▶ Exercise prompt: Extract each line of the data below that contains the string "peek", with matching case-sensitive.

▶ Provided information:
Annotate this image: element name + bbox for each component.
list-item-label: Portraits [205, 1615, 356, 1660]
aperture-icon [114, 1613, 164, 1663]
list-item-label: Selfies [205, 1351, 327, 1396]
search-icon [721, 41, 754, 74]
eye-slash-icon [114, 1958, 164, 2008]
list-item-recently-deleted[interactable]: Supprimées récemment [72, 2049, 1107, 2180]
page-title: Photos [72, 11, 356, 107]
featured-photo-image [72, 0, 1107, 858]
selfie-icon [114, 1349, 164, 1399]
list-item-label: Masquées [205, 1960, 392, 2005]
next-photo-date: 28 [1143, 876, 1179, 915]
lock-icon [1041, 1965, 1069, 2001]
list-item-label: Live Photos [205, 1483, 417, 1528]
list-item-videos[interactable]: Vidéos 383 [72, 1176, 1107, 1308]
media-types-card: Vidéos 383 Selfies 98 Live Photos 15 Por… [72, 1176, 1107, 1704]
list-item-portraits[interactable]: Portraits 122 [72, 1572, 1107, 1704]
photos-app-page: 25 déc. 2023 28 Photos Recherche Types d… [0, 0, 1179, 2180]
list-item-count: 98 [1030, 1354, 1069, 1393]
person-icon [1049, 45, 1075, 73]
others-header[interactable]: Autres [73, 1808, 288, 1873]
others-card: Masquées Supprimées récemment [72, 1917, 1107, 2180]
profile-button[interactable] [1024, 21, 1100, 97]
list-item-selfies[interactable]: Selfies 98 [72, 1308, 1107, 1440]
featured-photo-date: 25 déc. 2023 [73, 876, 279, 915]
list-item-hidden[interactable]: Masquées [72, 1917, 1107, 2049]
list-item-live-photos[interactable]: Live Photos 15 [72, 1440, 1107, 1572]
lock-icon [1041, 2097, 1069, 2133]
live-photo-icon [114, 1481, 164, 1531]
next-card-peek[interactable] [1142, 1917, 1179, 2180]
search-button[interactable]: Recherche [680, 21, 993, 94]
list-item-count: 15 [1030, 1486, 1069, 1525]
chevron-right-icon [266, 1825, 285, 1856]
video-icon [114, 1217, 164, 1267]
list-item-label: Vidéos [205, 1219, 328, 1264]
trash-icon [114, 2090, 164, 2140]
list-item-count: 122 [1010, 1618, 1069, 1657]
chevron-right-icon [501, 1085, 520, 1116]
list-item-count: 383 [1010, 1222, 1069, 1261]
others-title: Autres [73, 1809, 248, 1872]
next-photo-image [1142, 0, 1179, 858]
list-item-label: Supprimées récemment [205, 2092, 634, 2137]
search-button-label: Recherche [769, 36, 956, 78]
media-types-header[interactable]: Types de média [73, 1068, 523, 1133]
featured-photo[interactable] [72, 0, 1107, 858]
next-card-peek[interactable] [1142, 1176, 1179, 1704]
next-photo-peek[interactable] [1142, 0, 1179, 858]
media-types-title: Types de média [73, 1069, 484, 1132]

--

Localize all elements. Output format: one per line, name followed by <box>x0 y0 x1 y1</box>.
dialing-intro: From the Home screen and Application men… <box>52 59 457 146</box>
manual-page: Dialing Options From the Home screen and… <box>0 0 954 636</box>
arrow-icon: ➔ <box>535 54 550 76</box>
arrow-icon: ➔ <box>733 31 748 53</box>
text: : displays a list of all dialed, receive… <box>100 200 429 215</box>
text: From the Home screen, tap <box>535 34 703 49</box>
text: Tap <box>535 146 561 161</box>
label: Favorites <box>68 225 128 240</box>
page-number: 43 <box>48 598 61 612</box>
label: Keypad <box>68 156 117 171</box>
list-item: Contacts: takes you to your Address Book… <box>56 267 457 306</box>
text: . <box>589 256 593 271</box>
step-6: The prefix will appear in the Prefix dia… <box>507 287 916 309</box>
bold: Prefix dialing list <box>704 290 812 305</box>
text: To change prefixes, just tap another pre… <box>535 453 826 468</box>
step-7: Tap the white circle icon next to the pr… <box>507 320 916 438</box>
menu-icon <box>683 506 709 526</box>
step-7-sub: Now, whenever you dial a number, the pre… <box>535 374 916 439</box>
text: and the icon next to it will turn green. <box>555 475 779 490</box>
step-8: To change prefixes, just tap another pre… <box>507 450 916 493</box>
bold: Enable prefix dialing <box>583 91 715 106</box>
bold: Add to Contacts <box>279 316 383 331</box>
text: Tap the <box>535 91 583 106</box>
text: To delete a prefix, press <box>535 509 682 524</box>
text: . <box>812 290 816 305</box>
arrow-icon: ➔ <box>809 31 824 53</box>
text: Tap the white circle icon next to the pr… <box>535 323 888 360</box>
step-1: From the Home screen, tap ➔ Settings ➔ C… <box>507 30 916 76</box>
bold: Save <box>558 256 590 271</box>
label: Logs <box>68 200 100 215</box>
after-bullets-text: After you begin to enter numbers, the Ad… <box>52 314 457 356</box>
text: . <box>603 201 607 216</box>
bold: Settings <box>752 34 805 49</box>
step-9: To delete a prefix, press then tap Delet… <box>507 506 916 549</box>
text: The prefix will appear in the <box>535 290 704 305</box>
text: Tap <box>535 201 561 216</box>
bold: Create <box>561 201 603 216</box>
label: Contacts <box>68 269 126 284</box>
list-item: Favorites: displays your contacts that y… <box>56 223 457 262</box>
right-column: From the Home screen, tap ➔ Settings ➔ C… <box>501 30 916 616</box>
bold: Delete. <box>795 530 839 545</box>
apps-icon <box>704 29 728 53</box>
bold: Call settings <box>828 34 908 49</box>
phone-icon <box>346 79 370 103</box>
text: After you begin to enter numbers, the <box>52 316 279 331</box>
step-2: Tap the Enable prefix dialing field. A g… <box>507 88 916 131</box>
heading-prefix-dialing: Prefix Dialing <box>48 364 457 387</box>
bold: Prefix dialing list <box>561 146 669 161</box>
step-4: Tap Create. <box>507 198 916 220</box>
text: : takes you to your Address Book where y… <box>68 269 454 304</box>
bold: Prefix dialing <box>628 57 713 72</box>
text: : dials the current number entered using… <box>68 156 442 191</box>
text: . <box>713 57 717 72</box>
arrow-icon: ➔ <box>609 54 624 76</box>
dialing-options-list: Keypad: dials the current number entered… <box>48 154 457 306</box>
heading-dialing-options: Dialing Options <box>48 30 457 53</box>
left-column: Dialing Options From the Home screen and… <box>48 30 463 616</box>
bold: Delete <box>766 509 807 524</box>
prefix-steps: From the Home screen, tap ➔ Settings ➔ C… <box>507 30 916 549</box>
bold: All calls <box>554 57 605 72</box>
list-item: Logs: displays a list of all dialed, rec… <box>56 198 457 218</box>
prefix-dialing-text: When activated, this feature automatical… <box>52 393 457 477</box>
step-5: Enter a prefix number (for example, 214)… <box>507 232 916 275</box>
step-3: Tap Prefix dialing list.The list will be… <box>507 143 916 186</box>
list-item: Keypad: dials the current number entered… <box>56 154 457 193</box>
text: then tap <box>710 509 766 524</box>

▶ Finished task:
next-card-peek[interactable] [1142, 1917, 1179, 2180]
next-card-peek[interactable] [1142, 1176, 1179, 1704]
next-photo-peek[interactable] [1142, 0, 1179, 858]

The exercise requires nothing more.